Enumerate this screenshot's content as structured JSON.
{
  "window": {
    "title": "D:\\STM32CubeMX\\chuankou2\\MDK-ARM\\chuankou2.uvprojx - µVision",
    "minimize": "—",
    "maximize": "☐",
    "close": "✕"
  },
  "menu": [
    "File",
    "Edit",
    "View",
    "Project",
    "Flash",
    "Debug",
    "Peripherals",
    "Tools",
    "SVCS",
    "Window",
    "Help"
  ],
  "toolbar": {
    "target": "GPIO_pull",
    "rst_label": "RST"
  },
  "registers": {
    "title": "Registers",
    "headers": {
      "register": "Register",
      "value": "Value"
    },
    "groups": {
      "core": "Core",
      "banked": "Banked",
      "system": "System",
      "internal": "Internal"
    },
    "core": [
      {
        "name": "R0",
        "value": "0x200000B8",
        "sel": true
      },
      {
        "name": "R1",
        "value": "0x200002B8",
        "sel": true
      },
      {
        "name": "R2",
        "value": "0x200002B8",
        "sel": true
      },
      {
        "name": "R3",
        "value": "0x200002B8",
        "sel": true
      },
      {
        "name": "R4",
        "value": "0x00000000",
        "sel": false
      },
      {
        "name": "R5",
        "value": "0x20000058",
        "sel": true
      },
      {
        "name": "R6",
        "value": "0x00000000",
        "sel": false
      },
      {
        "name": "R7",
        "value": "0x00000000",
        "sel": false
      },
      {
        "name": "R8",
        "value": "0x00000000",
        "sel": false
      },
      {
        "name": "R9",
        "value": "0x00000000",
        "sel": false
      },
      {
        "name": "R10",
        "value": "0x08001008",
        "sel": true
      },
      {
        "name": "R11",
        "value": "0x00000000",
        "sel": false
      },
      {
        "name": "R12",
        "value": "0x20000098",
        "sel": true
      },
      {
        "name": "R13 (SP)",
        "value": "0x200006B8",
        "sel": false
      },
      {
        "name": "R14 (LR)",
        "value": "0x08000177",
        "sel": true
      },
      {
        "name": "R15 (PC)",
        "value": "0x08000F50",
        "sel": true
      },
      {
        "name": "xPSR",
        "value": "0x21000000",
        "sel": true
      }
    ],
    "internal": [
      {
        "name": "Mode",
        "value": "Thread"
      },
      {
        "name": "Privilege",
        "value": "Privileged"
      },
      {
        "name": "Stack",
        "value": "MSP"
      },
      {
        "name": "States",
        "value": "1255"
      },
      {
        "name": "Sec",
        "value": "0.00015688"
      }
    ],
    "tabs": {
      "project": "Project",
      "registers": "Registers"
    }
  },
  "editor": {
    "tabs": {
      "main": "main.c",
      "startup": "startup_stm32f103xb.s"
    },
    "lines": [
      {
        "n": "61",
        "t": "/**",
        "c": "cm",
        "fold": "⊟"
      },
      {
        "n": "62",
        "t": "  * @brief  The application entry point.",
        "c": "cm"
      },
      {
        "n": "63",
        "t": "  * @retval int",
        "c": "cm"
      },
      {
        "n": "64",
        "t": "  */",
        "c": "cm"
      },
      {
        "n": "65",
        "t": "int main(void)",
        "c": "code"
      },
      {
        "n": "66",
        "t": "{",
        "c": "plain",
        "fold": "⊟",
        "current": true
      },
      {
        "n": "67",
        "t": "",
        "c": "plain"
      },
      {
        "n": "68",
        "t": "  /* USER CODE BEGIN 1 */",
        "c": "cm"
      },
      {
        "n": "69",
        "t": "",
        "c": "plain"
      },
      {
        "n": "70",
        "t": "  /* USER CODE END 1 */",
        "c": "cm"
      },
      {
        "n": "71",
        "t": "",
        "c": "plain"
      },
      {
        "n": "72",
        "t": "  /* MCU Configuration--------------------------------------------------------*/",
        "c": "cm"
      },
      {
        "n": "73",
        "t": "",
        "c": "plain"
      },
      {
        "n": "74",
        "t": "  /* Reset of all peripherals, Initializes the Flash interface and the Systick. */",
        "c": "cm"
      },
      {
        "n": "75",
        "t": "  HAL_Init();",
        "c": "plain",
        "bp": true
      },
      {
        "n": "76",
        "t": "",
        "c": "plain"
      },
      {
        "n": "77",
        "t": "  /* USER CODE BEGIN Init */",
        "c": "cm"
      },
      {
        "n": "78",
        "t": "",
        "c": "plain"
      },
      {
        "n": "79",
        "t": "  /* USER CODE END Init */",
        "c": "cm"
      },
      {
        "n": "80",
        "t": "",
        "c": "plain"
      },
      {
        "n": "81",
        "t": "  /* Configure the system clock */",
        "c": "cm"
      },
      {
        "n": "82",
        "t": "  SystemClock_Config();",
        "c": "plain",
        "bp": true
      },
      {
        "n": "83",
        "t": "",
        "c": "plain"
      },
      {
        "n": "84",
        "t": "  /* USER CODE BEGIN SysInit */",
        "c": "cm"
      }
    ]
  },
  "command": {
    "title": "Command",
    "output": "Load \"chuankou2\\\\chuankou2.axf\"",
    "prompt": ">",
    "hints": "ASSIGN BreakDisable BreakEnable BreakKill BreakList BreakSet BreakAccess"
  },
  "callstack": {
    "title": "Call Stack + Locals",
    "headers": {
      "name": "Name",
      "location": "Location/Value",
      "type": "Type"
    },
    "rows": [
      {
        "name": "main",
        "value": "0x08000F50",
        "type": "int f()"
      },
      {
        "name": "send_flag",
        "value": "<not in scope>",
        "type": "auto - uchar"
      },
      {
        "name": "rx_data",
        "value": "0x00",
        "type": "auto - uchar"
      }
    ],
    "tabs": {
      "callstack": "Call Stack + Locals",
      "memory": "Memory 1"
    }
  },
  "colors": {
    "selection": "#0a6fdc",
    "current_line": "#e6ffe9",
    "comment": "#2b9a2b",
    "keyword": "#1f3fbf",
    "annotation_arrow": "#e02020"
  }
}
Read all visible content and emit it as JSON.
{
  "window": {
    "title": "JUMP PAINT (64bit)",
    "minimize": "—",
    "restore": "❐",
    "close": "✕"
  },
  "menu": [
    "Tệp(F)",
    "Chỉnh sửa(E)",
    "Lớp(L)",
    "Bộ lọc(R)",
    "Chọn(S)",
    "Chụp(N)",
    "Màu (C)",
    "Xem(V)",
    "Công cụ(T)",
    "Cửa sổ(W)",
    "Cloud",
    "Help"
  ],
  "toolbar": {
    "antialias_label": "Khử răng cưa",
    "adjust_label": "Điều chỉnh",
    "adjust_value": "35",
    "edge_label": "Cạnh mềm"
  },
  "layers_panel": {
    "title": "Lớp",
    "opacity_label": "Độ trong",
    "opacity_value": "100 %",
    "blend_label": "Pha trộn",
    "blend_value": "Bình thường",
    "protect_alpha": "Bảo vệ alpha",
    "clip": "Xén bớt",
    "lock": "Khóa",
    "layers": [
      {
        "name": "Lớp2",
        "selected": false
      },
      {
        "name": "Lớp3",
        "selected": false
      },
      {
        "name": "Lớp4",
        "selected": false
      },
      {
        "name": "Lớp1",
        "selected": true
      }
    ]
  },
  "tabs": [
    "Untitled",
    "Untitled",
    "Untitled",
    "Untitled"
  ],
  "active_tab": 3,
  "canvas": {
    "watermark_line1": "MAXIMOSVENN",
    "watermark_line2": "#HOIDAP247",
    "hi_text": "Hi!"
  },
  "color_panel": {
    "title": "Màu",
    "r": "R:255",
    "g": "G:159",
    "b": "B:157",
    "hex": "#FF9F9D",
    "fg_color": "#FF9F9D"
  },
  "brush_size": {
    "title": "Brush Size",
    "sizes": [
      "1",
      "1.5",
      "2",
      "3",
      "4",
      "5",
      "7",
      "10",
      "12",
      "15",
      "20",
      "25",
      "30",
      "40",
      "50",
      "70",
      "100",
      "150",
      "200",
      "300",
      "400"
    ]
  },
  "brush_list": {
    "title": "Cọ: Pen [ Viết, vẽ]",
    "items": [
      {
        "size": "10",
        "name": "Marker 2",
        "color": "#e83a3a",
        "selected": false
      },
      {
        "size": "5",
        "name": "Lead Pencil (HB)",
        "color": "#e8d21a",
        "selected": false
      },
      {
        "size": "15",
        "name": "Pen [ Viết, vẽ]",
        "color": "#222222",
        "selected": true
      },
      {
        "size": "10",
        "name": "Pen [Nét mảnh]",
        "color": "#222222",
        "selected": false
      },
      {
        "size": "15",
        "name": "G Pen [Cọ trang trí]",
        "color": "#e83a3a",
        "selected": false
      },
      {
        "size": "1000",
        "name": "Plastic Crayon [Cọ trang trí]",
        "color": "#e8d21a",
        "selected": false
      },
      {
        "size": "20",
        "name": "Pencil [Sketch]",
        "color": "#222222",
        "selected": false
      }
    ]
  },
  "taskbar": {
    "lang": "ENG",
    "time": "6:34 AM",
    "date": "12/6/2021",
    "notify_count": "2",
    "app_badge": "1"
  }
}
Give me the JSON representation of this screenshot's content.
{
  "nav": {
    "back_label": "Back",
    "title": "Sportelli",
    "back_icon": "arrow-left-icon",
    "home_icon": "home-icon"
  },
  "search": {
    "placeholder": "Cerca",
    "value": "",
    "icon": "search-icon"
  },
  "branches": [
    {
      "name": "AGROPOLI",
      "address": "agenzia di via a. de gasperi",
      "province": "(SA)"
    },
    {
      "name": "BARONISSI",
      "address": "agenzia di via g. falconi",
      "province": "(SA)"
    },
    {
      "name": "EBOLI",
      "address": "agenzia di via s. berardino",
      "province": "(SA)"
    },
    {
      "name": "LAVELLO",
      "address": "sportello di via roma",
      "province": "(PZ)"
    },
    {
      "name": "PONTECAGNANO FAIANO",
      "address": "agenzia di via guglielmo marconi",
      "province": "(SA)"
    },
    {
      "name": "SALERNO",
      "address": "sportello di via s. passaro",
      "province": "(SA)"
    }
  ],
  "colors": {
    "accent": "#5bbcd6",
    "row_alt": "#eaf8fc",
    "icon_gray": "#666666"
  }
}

GIVEN INSTRUCTION — Tally the lines in this data that hold the word "Flash" and state only the count.

COMPLETED EXERCISE — 2